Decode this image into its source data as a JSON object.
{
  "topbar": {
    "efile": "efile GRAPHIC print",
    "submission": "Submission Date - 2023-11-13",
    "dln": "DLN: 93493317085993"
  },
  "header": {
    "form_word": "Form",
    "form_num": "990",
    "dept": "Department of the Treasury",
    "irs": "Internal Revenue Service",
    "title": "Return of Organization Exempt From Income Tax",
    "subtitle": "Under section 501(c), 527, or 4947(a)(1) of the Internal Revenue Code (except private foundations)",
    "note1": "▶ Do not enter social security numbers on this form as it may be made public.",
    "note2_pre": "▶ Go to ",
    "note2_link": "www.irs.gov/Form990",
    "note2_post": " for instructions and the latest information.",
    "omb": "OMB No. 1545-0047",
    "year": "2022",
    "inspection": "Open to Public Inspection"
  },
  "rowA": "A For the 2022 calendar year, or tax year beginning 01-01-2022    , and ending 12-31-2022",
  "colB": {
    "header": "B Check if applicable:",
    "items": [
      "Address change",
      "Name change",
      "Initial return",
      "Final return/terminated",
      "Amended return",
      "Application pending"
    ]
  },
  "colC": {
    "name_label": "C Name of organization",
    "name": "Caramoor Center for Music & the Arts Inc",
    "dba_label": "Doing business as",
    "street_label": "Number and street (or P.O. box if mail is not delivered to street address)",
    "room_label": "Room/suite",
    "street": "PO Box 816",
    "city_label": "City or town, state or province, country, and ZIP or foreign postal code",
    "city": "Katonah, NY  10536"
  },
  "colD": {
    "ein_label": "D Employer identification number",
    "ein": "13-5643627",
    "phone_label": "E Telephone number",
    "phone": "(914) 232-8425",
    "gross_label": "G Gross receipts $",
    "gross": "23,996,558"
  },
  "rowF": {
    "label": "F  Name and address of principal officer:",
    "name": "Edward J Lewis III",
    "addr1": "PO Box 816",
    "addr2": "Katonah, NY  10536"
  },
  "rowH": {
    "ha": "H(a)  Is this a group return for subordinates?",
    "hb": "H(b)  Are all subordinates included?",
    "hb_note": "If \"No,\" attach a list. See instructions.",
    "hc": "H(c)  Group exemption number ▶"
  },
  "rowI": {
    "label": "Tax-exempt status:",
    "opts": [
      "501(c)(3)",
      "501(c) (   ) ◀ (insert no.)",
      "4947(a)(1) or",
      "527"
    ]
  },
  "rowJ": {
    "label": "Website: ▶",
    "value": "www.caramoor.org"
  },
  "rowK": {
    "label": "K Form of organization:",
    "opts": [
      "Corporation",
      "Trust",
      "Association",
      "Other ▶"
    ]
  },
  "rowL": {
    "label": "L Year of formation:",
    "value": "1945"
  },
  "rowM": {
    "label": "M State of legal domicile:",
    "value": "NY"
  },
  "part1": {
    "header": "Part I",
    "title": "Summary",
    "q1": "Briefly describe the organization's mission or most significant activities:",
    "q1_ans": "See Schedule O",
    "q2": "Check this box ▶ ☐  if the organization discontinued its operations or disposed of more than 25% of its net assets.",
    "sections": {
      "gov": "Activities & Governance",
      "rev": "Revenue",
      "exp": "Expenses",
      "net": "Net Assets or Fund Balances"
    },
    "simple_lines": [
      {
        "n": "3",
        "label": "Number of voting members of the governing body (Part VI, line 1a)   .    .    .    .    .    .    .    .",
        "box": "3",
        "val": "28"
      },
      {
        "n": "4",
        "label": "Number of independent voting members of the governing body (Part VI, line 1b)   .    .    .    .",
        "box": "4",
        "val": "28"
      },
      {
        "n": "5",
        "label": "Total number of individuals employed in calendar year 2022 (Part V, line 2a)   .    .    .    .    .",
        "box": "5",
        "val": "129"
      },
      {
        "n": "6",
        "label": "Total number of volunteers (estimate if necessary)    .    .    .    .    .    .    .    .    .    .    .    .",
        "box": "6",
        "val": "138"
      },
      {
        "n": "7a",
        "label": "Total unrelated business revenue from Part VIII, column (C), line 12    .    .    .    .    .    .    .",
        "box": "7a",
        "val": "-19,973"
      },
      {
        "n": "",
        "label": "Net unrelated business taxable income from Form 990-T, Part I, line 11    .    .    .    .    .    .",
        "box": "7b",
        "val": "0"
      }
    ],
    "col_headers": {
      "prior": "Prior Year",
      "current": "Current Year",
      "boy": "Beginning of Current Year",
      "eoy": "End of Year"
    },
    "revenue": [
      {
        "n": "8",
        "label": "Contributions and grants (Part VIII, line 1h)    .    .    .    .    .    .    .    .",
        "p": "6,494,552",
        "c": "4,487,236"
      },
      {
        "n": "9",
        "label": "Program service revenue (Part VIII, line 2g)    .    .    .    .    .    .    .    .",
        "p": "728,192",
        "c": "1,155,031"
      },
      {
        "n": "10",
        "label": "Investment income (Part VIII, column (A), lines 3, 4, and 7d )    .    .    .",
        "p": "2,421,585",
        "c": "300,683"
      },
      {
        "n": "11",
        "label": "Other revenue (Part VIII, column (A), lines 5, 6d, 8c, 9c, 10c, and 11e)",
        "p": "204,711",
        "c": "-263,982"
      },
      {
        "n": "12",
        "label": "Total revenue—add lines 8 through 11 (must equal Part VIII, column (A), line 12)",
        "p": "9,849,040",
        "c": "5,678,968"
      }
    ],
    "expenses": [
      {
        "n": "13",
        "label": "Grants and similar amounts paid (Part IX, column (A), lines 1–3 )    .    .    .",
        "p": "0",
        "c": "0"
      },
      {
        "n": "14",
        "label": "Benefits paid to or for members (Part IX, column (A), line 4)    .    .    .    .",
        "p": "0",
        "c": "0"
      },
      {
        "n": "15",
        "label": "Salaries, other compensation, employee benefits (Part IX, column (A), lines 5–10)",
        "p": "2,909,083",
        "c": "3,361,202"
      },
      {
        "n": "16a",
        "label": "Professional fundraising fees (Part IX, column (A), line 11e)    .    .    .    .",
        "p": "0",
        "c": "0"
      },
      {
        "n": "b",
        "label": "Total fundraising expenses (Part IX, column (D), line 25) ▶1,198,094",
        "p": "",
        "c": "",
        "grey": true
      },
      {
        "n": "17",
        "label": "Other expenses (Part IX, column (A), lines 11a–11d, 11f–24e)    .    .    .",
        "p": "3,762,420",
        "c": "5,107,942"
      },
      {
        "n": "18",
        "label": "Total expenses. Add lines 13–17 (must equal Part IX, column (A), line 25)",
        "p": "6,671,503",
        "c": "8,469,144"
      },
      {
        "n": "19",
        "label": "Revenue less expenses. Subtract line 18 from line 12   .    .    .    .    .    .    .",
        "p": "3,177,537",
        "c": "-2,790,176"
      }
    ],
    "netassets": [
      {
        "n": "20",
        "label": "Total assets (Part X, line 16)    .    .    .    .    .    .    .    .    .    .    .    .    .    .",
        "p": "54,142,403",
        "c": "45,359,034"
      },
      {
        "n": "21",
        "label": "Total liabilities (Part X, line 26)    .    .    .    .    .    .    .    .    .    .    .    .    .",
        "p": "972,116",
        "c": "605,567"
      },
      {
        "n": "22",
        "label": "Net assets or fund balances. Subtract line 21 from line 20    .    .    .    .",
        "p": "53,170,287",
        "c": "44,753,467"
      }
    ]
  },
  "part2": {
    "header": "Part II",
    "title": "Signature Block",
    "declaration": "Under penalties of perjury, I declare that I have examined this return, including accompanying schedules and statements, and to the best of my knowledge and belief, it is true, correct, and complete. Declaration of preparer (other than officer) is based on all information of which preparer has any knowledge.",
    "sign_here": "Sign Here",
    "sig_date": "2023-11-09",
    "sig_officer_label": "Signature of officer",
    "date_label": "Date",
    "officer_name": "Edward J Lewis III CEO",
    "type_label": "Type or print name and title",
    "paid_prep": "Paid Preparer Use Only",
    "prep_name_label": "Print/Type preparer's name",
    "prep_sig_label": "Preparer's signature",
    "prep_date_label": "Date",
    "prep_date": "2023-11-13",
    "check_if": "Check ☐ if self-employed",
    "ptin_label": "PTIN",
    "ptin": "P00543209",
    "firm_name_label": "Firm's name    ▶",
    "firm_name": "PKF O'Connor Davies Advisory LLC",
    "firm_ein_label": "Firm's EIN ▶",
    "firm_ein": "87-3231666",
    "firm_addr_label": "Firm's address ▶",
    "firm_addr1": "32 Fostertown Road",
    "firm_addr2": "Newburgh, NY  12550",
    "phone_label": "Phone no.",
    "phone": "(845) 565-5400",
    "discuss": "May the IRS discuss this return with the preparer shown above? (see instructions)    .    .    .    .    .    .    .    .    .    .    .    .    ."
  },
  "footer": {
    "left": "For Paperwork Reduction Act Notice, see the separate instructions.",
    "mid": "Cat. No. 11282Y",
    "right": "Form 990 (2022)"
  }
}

» What is required
Filter the entries down to the lines containing "Under". Copy each of those lines.

» Response for this exercise
    "subtitle": "Under section 501(c), 527, or 4947(a)(1) of the Internal Revenue Code (except private foundations)",
    "declaration": "Under penalties of perjury, I declare that I have examined this return, including accompanying schedules and statements, and to the best of my knowledge and belief, it is true, correct, and complete. Declaration of preparer (other than officer) is based on all information of which preparer has any knowledge.",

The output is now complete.